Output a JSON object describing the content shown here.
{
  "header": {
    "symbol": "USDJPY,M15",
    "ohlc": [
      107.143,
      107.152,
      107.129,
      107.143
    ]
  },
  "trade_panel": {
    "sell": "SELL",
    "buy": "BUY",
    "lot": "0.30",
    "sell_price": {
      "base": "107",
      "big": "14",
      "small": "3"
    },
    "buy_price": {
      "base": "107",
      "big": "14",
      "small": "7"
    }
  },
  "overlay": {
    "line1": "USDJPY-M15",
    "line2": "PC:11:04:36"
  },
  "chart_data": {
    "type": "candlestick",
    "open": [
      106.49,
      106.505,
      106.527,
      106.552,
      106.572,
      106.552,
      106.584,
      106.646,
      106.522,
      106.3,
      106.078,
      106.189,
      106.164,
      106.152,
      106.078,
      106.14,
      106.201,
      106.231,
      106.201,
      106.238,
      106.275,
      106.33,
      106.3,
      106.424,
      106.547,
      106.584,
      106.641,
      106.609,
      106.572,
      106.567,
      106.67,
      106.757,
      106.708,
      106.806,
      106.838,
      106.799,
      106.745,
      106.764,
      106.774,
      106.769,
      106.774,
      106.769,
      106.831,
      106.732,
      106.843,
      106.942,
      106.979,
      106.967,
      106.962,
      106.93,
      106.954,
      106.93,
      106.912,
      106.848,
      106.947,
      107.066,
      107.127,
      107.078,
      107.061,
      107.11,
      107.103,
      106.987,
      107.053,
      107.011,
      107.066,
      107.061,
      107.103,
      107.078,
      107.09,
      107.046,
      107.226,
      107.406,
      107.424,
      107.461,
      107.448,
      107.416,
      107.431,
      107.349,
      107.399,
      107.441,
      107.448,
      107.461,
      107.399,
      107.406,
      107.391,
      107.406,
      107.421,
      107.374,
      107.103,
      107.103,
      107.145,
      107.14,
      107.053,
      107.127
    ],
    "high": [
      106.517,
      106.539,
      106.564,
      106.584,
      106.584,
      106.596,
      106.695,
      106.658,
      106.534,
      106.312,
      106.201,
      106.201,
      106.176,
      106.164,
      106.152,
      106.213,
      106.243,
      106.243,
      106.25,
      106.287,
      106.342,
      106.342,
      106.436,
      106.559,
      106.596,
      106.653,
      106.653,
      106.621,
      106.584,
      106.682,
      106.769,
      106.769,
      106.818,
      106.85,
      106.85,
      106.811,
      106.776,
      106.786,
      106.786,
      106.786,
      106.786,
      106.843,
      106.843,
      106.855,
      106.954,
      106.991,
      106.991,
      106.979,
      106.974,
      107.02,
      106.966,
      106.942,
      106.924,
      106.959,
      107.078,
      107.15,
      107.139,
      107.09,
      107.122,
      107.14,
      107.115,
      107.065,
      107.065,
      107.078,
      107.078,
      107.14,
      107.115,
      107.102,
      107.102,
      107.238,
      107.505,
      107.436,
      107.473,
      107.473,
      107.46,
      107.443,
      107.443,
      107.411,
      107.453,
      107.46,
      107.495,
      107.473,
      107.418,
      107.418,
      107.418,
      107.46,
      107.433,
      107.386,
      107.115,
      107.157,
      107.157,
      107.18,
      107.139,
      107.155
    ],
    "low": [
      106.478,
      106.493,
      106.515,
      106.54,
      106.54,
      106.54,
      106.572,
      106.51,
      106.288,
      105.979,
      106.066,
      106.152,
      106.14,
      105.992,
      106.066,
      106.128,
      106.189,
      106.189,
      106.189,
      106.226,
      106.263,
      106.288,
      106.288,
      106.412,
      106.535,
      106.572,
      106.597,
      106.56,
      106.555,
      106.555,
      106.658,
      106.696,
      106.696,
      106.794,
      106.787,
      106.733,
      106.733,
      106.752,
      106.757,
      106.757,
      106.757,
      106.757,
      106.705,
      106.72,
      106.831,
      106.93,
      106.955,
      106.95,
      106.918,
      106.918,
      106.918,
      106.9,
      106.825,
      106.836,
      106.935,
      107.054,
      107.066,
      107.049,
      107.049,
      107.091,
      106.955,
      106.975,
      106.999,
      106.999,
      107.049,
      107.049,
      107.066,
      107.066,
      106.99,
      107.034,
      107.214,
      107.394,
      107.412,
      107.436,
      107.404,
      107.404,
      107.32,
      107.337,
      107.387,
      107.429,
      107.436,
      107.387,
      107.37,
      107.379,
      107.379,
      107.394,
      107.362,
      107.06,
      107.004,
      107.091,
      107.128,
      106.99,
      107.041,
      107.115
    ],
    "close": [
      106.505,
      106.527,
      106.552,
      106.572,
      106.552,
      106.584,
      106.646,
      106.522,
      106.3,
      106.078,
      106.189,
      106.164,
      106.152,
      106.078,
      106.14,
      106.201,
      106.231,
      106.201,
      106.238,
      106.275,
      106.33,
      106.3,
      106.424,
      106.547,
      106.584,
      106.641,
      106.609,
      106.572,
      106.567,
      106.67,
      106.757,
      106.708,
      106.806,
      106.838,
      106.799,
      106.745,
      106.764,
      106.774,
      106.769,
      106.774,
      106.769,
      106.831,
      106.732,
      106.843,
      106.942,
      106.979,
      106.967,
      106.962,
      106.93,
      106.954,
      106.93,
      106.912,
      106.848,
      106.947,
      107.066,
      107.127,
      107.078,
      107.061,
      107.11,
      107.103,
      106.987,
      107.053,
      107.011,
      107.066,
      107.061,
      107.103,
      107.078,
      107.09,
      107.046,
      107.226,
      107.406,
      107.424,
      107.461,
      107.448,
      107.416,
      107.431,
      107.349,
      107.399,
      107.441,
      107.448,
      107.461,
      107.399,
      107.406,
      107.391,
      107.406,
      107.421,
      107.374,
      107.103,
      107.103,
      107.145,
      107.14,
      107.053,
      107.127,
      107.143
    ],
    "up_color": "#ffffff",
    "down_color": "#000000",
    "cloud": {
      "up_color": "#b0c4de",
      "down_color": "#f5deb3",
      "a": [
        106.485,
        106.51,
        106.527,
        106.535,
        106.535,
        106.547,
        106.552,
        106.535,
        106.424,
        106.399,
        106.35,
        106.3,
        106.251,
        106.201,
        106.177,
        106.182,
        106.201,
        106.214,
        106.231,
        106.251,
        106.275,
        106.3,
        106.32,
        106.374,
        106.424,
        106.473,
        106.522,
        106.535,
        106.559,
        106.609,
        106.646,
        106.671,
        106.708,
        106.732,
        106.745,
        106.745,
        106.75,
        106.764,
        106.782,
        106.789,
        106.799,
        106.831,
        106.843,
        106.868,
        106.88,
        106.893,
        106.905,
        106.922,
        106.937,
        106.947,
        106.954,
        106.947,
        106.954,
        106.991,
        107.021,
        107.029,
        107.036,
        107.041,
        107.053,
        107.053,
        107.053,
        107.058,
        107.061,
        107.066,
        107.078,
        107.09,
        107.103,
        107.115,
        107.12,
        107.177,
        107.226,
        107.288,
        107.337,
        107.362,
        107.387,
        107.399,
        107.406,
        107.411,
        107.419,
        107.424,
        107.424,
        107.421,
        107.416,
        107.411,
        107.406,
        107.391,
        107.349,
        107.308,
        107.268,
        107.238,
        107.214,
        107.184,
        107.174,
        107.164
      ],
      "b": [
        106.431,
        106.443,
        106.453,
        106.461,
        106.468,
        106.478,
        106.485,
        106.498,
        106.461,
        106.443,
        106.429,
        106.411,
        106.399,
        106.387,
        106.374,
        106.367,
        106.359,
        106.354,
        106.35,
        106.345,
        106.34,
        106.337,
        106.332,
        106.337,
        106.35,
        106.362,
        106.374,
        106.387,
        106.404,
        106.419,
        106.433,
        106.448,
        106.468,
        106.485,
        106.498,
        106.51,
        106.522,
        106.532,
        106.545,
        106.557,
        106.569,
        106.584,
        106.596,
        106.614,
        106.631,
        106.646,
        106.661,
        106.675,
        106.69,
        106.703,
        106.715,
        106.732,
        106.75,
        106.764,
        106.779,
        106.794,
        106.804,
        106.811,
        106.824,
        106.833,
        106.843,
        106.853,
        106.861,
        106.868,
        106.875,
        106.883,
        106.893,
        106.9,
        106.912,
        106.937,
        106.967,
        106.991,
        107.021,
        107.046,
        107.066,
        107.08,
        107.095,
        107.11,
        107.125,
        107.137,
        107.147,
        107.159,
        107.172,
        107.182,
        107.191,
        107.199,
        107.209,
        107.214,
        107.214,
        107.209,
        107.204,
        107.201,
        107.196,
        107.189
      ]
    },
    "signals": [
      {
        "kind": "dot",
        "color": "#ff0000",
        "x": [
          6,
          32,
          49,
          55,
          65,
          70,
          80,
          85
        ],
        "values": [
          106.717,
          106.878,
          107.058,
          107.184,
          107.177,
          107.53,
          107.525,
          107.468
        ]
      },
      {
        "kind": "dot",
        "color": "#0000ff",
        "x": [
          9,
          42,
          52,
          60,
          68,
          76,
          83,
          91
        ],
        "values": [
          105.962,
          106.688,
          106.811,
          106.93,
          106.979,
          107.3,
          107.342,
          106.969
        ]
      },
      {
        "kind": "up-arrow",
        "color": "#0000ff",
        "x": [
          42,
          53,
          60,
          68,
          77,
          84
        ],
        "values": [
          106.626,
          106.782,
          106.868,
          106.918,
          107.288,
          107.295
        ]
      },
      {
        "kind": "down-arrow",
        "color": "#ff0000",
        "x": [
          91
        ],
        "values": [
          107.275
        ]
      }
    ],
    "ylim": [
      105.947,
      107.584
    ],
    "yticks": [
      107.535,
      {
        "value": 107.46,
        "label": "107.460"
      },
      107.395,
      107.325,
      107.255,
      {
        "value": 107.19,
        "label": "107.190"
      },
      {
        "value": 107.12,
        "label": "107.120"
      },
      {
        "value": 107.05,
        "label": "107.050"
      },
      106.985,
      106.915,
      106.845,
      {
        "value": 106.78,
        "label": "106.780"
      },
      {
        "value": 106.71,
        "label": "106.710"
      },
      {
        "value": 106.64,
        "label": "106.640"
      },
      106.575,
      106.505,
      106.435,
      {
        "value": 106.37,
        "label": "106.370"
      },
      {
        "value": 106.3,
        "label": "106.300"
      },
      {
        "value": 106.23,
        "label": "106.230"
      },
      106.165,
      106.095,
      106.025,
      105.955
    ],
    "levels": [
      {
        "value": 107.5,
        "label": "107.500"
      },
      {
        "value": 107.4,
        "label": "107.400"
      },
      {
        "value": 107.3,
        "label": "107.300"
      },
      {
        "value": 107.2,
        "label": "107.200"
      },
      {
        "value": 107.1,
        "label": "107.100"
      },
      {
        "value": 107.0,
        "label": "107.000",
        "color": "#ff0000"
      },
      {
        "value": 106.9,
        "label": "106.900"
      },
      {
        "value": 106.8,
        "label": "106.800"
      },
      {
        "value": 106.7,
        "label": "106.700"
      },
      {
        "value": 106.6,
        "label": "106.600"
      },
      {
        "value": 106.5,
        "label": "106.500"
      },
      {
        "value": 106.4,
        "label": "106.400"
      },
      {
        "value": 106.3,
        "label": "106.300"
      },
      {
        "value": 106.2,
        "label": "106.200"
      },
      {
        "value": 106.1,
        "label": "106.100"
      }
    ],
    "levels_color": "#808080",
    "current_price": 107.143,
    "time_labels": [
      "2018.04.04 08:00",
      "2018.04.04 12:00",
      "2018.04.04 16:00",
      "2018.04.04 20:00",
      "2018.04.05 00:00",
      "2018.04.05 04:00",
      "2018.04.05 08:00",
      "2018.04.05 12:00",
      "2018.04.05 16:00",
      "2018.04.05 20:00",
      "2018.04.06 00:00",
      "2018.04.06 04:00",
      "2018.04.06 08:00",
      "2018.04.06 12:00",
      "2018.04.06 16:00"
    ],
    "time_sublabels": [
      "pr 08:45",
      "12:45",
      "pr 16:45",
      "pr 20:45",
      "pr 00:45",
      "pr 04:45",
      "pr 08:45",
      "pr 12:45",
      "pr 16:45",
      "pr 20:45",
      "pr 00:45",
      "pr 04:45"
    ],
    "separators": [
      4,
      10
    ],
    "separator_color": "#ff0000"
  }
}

- _SHORT EXERCISE_: Show each line in the entries that holds the string "kind".

- _TASK RESULT_:
        "kind": "dot",
        "kind": "dot",
        "kind": "up-arrow",
        "kind": "down-arrow",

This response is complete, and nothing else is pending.